◆ **YOUR INSTRUCTIONS**: Give the listing again exactly, omitting its images.

┄┄┄┄┄┄

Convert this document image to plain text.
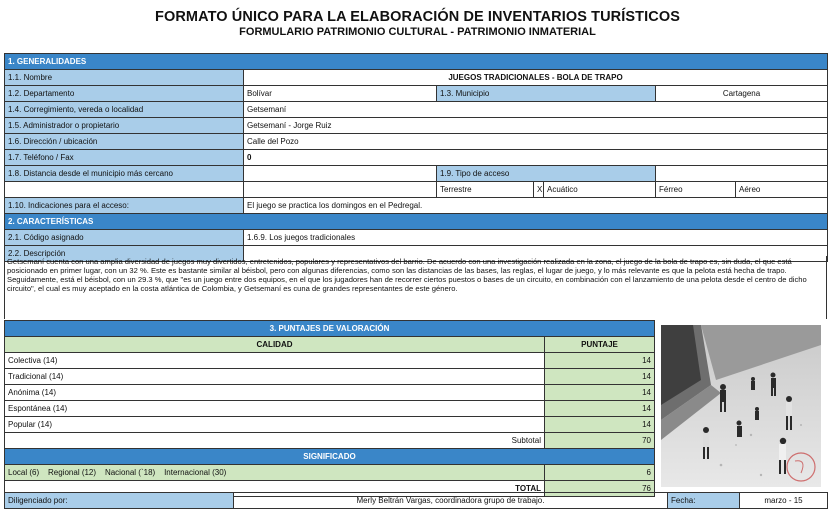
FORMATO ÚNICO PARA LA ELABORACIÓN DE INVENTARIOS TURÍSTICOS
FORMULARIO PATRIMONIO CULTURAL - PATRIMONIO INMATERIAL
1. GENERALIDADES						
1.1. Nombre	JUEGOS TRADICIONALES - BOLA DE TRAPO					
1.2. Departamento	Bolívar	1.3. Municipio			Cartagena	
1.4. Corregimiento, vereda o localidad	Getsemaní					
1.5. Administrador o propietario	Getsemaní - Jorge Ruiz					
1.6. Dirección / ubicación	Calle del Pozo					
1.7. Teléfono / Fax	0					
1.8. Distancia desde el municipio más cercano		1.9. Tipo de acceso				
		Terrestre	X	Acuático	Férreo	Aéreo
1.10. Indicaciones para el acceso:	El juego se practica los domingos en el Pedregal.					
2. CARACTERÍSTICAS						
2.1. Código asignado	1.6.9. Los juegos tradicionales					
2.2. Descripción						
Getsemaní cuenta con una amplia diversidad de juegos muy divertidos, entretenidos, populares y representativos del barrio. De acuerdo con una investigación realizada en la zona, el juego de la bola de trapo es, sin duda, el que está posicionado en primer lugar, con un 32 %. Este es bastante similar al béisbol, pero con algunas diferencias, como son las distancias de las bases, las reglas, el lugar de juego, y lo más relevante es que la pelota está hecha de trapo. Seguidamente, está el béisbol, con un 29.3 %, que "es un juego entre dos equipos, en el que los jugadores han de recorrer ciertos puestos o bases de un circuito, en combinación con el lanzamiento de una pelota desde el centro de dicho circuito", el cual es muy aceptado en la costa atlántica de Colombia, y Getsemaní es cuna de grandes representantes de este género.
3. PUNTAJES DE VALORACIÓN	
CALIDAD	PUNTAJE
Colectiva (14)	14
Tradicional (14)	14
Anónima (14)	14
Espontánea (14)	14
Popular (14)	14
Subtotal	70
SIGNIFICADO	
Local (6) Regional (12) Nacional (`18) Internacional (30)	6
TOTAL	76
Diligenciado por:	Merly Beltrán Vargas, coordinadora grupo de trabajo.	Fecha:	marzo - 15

┄┄┄┄┄┄

◆ **ANSWER TO THIS PROBLEM**:
Convert this document image to plain text.
FORMATO ÚNICO PARA LA ELABORACIÓN DE INVENTARIOS TURÍSTICOS
FORMULARIO PATRIMONIO CULTURAL - PATRIMONIO INMATERIAL
1. GENERALIDADES						
1.1. Nombre	JUEGOS TRADICIONALES - BOLA DE TRAPO					
1.2. Departamento	Bolívar	1.3. Municipio			Cartagena	
1.4. Corregimiento, vereda o localidad	Getsemaní					
1.5. Administrador o propietario	Getsemaní - Jorge Ruiz					
1.6. Dirección / ubicación	Calle del Pozo					
1.7. Teléfono / Fax	0					
1.8. Distancia desde el municipio más cercano		1.9. Tipo de acceso				
		Terrestre	X	Acuático	Férreo	Aéreo
1.10. Indicaciones para el acceso:	El juego se practica los domingos en el Pedregal.					
2. CARACTERÍSTICAS						
2.1. Código asignado	1.6.9. Los juegos tradicionales					
2.2. Descripción						
Getsemaní cuenta con una amplia diversidad de juegos muy divertidos, entretenidos, populares y representativos del barrio. De acuerdo con una investigación realizada en la zona, el juego de la bola de trapo es, sin duda, el que está posicionado en primer lugar, con un 32 %. Este es bastante similar al béisbol, pero con algunas diferencias, como son las distancias de las bases, las reglas, el lugar de juego, y lo más relevante es que la pelota está hecha de trapo. Seguidamente, está el béisbol, con un 29.3 %, que "es un juego entre dos equipos, en el que los jugadores han de recorrer ciertos puestos o bases de un circuito, en combinación con el lanzamiento de una pelota desde el centro de dicho circuito", el cual es muy aceptado en la costa atlántica de Colombia, y Getsemaní es cuna de grandes representantes de este género.
3. PUNTAJES DE VALORACIÓN	
CALIDAD	PUNTAJE
Colectiva (14)	14
Tradicional (14)	14
Anónima (14)	14
Espontánea (14)	14
Popular (14)	14
Subtotal	70
SIGNIFICADO	
Local (6) Regional (12) Nacional (`18) Internacional (30)	6
TOTAL	76
Diligenciado por:	Merly Beltrán Vargas, coordinadora grupo de trabajo.	Fecha:	marzo - 15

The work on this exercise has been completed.